» Written exercise: Write out all of the records precisely. Skip anything that is a picture.

» Data shown:
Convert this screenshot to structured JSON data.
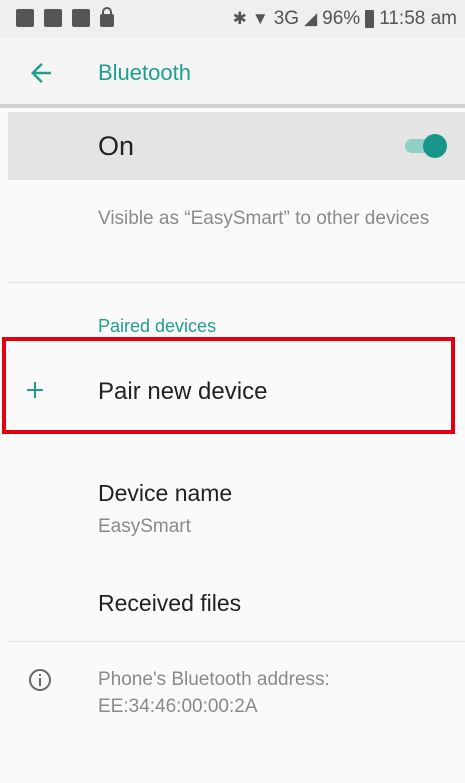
{
  "status_bar": {
    "icons": [
      "image-icon",
      "image-icon",
      "image-icon",
      "lock-icon"
    ],
    "bluetooth_glyph": "✱",
    "wifi_glyph": "▼",
    "network": "3G",
    "signal_glyph": "◢",
    "battery": "96%",
    "time": "11:58 am"
  },
  "app_bar": {
    "title": "Bluetooth",
    "back_icon": "arrow-back-icon"
  },
  "bluetooth_toggle": {
    "label": "On",
    "state": true,
    "accent_color": "#18968a"
  },
  "visible_text": "Visible as “EasySmart” to other devices",
  "paired_section": {
    "header": "Paired devices",
    "pair_new_label": "Pair new device",
    "plus_icon": "plus-icon"
  },
  "highlight": {
    "color": "#e30010",
    "target": "Pair new device"
  },
  "device_name": {
    "title": "Device name",
    "value": "EasySmart"
  },
  "received_files": {
    "label": "Received files"
  },
  "address": {
    "icon": "info-icon",
    "text": "Phone's Bluetooth address: EE:34:46:00:00:2A"
  }
}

» Result for this task:
Convert this screenshot to structured JSON data.
{
  "status_bar": {
    "icons": [
      "image-icon",
      "image-icon",
      "image-icon",
      "lock-icon"
    ],
    "bluetooth_glyph": "✱",
    "wifi_glyph": "▼",
    "network": "3G",
    "signal_glyph": "◢",
    "battery": "96%",
    "time": "11:58 am"
  },
  "app_bar": {
    "title": "Bluetooth",
    "back_icon": "arrow-back-icon"
  },
  "bluetooth_toggle": {
    "label": "On",
    "state": true,
    "accent_color": "#18968a"
  },
  "visible_text": "Visible as “EasySmart” to other devices",
  "paired_section": {
    "header": "Paired devices",
    "pair_new_label": "Pair new device",
    "plus_icon": "plus-icon"
  },
  "highlight": {
    "color": "#e30010",
    "target": "Pair new device"
  },
  "device_name": {
    "title": "Device name",
    "value": "EasySmart"
  },
  "received_files": {
    "label": "Received files"
  },
  "address": {
    "icon": "info-icon",
    "text": "Phone's Bluetooth address: EE:34:46:00:00:2A"
  }
}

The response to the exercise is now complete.